▶ _WORK TO COMPLETE_
Report the count of lines containing the word "pojazdu" in the entries below, and nothing more.

** Start of RECORDS FOR THE TASK **

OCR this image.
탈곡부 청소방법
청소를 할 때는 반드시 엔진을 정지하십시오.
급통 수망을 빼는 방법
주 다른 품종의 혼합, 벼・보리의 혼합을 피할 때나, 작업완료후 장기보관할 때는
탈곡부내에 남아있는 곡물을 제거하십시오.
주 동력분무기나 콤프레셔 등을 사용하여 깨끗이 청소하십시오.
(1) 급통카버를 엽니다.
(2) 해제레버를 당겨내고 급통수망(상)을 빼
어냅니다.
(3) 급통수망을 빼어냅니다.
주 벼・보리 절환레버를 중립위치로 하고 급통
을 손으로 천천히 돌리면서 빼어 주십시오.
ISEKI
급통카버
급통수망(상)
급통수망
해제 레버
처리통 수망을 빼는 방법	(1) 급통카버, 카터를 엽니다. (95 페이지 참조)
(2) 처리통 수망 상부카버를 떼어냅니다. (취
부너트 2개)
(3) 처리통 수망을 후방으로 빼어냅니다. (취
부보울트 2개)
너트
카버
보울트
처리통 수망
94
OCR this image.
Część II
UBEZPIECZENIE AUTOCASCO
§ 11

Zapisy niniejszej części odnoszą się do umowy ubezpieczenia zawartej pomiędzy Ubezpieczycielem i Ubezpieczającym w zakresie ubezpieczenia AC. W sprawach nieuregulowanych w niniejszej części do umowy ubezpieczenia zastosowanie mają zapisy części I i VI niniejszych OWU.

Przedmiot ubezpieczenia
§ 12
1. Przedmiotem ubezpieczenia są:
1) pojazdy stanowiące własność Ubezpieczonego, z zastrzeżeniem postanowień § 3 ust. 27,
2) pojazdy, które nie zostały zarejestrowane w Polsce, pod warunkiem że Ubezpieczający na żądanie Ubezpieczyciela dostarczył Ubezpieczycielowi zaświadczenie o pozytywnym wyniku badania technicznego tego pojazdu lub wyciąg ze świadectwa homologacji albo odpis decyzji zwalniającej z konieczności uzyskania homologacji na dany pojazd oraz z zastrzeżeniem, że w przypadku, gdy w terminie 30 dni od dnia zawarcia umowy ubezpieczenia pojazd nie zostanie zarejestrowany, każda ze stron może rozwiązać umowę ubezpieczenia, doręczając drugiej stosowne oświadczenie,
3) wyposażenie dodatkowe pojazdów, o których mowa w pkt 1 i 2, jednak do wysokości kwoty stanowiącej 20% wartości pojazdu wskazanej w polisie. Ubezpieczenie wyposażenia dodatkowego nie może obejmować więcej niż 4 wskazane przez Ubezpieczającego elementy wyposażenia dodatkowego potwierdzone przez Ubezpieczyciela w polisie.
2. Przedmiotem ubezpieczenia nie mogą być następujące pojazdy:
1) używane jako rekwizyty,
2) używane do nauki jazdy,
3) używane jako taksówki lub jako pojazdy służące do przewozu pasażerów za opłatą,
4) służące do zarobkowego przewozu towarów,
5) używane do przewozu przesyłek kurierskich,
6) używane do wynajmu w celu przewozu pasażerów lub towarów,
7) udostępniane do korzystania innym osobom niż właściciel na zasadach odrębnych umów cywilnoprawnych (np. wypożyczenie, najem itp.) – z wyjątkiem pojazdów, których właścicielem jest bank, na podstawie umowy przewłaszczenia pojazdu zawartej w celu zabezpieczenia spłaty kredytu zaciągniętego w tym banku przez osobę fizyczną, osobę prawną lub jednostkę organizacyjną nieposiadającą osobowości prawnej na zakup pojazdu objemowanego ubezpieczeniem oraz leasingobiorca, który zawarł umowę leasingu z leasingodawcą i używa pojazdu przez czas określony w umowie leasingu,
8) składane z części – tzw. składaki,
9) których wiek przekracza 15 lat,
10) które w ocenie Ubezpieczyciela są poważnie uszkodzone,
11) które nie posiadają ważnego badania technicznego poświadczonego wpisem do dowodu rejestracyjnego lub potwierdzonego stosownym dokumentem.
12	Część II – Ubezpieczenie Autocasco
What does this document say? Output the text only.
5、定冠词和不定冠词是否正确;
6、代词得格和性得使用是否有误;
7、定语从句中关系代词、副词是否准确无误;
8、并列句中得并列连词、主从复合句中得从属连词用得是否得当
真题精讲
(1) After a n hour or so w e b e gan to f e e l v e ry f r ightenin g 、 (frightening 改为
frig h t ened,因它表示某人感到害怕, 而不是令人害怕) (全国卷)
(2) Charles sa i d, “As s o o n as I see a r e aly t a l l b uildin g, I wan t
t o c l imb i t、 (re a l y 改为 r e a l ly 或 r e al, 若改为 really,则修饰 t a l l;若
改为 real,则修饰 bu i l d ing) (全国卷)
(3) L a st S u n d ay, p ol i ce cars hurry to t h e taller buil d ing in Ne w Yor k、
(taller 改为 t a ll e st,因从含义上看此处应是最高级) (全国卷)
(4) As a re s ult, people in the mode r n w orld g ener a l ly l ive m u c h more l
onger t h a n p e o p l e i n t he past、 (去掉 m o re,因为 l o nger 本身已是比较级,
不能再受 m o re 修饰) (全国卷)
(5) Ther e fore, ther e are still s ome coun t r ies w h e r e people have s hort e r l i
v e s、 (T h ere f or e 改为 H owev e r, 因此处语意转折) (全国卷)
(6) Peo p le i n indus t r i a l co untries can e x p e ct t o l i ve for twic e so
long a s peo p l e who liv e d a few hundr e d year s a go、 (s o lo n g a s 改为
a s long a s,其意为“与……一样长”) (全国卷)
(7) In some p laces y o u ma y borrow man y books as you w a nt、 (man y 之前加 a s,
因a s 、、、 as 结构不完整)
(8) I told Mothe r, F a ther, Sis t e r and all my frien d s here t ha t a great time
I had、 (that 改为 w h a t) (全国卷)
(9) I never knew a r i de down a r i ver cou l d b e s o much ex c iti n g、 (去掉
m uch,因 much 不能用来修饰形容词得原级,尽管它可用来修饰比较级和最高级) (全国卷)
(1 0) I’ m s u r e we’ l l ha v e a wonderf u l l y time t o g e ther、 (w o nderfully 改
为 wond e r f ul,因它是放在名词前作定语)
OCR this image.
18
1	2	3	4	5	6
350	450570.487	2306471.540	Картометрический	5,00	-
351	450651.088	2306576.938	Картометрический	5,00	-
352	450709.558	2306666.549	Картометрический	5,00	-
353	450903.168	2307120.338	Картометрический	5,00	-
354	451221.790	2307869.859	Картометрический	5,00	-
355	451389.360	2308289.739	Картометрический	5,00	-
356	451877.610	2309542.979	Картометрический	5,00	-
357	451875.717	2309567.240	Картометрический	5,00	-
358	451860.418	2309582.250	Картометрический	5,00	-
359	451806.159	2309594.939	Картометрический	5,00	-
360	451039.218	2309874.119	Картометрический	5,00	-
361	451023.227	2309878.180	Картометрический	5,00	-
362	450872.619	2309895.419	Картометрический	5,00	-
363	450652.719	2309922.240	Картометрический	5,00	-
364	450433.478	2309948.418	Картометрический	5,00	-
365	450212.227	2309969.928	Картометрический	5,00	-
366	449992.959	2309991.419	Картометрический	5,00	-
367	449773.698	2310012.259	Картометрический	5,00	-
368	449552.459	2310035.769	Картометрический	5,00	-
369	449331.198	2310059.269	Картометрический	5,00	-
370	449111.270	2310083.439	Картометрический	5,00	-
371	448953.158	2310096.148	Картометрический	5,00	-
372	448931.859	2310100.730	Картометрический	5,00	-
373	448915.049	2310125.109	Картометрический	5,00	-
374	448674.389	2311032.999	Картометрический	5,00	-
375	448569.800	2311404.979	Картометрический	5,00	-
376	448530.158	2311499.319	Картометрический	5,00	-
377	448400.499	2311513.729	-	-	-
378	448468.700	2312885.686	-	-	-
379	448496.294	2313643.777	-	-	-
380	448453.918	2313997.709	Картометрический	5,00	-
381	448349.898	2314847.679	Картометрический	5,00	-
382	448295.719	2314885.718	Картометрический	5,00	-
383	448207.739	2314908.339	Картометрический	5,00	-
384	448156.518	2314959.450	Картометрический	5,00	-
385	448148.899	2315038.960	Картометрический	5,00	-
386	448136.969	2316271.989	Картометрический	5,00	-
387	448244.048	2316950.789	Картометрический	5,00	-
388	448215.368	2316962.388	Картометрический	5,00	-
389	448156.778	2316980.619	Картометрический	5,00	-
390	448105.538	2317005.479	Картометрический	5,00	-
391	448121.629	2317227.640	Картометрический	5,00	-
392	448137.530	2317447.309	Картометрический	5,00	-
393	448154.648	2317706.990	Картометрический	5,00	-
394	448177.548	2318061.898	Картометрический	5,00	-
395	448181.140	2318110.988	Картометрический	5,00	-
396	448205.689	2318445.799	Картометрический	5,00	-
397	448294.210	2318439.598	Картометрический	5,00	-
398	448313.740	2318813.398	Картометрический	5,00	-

** End of RECORDS FOR THE TASK **

▶ _WRITTEN SOLUTION_
3